Start of ITEMS

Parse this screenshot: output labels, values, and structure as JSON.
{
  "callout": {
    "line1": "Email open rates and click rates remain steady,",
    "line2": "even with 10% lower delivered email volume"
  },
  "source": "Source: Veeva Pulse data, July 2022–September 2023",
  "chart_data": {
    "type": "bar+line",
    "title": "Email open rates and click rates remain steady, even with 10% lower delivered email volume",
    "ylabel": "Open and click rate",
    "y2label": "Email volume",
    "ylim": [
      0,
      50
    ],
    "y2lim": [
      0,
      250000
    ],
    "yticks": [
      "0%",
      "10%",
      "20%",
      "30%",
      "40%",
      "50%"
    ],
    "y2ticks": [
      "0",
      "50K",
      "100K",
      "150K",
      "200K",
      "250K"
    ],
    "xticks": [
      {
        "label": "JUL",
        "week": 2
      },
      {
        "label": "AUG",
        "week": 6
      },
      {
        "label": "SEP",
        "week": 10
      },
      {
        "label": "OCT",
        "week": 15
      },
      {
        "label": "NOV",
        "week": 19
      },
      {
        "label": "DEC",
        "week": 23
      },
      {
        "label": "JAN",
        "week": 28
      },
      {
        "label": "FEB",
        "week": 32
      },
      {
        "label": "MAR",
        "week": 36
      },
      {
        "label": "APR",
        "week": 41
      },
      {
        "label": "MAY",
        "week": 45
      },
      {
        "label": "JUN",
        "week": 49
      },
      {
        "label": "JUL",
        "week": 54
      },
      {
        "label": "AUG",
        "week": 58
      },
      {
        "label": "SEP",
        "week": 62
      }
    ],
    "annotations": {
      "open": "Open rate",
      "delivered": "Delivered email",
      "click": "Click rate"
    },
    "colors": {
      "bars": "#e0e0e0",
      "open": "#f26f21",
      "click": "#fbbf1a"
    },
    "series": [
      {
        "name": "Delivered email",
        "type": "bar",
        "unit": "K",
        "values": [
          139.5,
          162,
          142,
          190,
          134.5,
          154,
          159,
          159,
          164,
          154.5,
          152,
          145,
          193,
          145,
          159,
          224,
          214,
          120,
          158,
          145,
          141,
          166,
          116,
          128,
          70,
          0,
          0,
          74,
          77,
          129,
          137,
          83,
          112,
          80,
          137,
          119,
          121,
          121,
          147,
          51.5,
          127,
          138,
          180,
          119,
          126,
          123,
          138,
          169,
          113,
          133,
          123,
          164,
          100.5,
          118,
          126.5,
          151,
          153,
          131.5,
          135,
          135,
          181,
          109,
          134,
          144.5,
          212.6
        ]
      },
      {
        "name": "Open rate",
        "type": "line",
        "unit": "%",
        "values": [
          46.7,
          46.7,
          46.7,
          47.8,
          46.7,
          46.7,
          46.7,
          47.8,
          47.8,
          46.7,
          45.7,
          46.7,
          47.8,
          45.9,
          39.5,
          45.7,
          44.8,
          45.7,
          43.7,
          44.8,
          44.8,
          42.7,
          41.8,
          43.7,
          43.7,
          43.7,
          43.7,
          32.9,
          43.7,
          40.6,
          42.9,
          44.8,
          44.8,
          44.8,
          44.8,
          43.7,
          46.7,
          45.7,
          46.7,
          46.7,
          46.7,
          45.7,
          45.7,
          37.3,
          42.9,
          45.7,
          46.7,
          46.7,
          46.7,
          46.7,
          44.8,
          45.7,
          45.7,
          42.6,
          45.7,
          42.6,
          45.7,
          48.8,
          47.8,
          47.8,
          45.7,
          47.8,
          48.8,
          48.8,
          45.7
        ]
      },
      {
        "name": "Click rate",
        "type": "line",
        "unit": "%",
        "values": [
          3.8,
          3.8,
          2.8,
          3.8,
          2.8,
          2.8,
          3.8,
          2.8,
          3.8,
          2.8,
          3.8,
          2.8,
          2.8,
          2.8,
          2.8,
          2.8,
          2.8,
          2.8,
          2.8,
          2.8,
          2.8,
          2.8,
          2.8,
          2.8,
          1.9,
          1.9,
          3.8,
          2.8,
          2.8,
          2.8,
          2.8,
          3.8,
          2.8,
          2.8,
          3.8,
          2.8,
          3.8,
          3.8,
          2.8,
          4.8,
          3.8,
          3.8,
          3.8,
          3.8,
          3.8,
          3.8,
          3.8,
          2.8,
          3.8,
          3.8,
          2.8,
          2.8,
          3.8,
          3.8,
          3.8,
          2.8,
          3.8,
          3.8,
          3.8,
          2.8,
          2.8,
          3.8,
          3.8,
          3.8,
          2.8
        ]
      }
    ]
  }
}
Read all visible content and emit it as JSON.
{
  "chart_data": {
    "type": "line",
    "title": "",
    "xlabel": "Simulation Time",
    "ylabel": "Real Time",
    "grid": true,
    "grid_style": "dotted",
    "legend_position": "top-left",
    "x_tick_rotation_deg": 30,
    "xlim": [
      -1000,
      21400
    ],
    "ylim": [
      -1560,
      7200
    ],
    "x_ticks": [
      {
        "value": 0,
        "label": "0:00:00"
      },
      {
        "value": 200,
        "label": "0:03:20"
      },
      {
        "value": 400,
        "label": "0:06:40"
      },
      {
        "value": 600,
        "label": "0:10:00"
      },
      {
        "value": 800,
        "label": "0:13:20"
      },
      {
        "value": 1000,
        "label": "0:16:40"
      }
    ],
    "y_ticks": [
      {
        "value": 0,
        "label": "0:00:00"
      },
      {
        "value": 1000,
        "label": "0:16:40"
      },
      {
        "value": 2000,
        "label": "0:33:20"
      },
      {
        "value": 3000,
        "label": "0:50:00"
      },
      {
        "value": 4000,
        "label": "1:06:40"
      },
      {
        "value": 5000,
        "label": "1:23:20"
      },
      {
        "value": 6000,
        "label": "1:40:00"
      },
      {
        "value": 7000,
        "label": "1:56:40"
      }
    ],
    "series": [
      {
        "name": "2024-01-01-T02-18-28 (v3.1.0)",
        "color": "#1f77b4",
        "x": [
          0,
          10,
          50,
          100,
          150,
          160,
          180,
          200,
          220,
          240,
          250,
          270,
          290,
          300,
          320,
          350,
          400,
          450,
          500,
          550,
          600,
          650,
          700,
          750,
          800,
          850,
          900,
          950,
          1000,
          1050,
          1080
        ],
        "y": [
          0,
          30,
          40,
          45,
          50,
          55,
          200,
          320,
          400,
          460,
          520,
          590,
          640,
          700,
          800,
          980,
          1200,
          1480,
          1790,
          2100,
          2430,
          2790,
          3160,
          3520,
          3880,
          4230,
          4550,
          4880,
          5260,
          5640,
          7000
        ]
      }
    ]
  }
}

End of ITEMS

- SHORT EXERCISE: Quote the data above in full, changing nothing.

- REPLY:
Parse this screenshot: output labels, values, and structure as JSON.
{
  "callout": {
    "line1": "Email open rates and click rates remain steady,",
    "line2": "even with 10% lower delivered email volume"
  },
  "source": "Source: Veeva Pulse data, July 2022–September 2023",
  "chart_data": {
    "type": "bar+line",
    "title": "Email open rates and click rates remain steady, even with 10% lower delivered email volume",
    "ylabel": "Open and click rate",
    "y2label": "Email volume",
    "ylim": [
      0,
      50
    ],
    "y2lim": [
      0,
      250000
    ],
    "yticks": [
      "0%",
      "10%",
      "20%",
      "30%",
      "40%",
      "50%"
    ],
    "y2ticks": [
      "0",
      "50K",
      "100K",
      "150K",
      "200K",
      "250K"
    ],
    "xticks": [
      {
        "label": "JUL",
        "week": 2
      },
      {
        "label": "AUG",
        "week": 6
      },
      {
        "label": "SEP",
        "week": 10
      },
      {
        "label": "OCT",
        "week": 15
      },
      {
        "label": "NOV",
        "week": 19
      },
      {
        "label": "DEC",
        "week": 23
      },
      {
        "label": "JAN",
        "week": 28
      },
      {
        "label": "FEB",
        "week": 32
      },
      {
        "label": "MAR",
        "week": 36
      },
      {
        "label": "APR",
        "week": 41
      },
      {
        "label": "MAY",
        "week": 45
      },
      {
        "label": "JUN",
        "week": 49
      },
      {
        "label": "JUL",
        "week": 54
      },
      {
        "label": "AUG",
        "week": 58
      },
      {
        "label": "SEP",
        "week": 62
      }
    ],
    "annotations": {
      "open": "Open rate",
      "delivered": "Delivered email",
      "click": "Click rate"
    },
    "colors": {
      "bars": "#e0e0e0",
      "open": "#f26f21",
      "click": "#fbbf1a"
    },
    "series": [
      {
        "name": "Delivered email",
        "type": "bar",
        "unit": "K",
        "values": [
          139.5,
          162,
          142,
          190,
          134.5,
          154,
          159,
          159,
          164,
          154.5,
          152,
          145,
          193,
          145,
          159,
          224,
          214,
          120,
          158,
          145,
          141,
          166,
          116,
          128,
          70,
          0,
          0,
          74,
          77,
          129,
          137,
          83,
          112,
          80,
          137,
          119,
          121,
          121,
          147,
          51.5,
          127,
          138,
          180,
          119,
          126,
          123,
          138,
          169,
          113,
          133,
          123,
          164,
          100.5,
          118,
          126.5,
          151,
          153,
          131.5,
          135,
          135,
          181,
          109,
          134,
          144.5,
          212.6
        ]
      },
      {
        "name": "Open rate",
        "type": "line",
        "unit": "%",
        "values": [
          46.7,
          46.7,
          46.7,
          47.8,
          46.7,
          46.7,
          46.7,
          47.8,
          47.8,
          46.7,
          45.7,
          46.7,
          47.8,
          45.9,
          39.5,
          45.7,
          44.8,
          45.7,
          43.7,
          44.8,
          44.8,
          42.7,
          41.8,
          43.7,
          43.7,
          43.7,
          43.7,
          32.9,
          43.7,
          40.6,
          42.9,
          44.8,
          44.8,
          44.8,
          44.8,
          43.7,
          46.7,
          45.7,
          46.7,
          46.7,
          46.7,
          45.7,
          45.7,
          37.3,
          42.9,
          45.7,
          46.7,
          46.7,
          46.7,
          46.7,
          44.8,
          45.7,
          45.7,
          42.6,
          45.7,
          42.6,
          45.7,
          48.8,
          47.8,
          47.8,
          45.7,
          47.8,
          48.8,
          48.8,
          45.7
        ]
      },
      {
        "name": "Click rate",
        "type": "line",
        "unit": "%",
        "values": [
          3.8,
          3.8,
          2.8,
          3.8,
          2.8,
          2.8,
          3.8,
          2.8,
          3.8,
          2.8,
          3.8,
          2.8,
          2.8,
          2.8,
          2.8,
          2.8,
          2.8,
          2.8,
          2.8,
          2.8,
          2.8,
          2.8,
          2.8,
          2.8,
          1.9,
          1.9,
          3.8,
          2.8,
          2.8,
          2.8,
          2.8,
          3.8,
          2.8,
          2.8,
          3.8,
          2.8,
          3.8,
          3.8,
          2.8,
          4.8,
          3.8,
          3.8,
          3.8,
          3.8,
          3.8,
          3.8,
          3.8,
          2.8,
          3.8,
          3.8,
          2.8,
          2.8,
          3.8,
          3.8,
          3.8,
          2.8,
          3.8,
          3.8,
          3.8,
          2.8,
          2.8,
          3.8,
          3.8,
          3.8,
          2.8
        ]
      }
    ]
  }
}
Read all visible content and emit it as JSON.
{
  "chart_data": {
    "type": "line",
    "title": "",
    "xlabel": "Simulation Time",
    "ylabel": "Real Time",
    "grid": true,
    "grid_style": "dotted",
    "legend_position": "top-left",
    "x_tick_rotation_deg": 30,
    "xlim": [
      -1000,
      21400
    ],
    "ylim": [
      -1560,
      7200
    ],
    "x_ticks": [
      {
        "value": 0,
        "label": "0:00:00"
      },
      {
        "value": 200,
        "label": "0:03:20"
      },
      {
        "value": 400,
        "label": "0:06:40"
      },
      {
        "value": 600,
        "label": "0:10:00"
      },
      {
        "value": 800,
        "label": "0:13:20"
      },
      {
        "value": 1000,
        "label": "0:16:40"
      }
    ],
    "y_ticks": [
      {
        "value": 0,
        "label": "0:00:00"
      },
      {
        "value": 1000,
        "label": "0:16:40"
      },
      {
        "value": 2000,
        "label": "0:33:20"
      },
      {
        "value": 3000,
        "label": "0:50:00"
      },
      {
        "value": 4000,
        "label": "1:06:40"
      },
      {
        "value": 5000,
        "label": "1:23:20"
      },
      {
        "value": 6000,
        "label": "1:40:00"
      },
      {
        "value": 7000,
        "label": "1:56:40"
      }
    ],
    "series": [
      {
        "name": "2024-01-01-T02-18-28 (v3.1.0)",
        "color": "#1f77b4",
        "x": [
          0,
          10,
          50,
          100,
          150,
          160,
          180,
          200,
          220,
          240,
          250,
          270,
          290,
          300,
          320,
          350,
          400,
          450,
          500,
          550,
          600,
          650,
          700,
          750,
          800,
          850,
          900,
          950,
          1000,
          1050,
          1080
        ],
        "y": [
          0,
          30,
          40,
          45,
          50,
          55,
          200,
          320,
          400,
          460,
          520,
          590,
          640,
          700,
          800,
          980,
          1200,
          1480,
          1790,
          2100,
          2430,
          2790,
          3160,
          3520,
          3880,
          4230,
          4550,
          4880,
          5260,
          5640,
          7000
        ]
      }
    ]
  }
}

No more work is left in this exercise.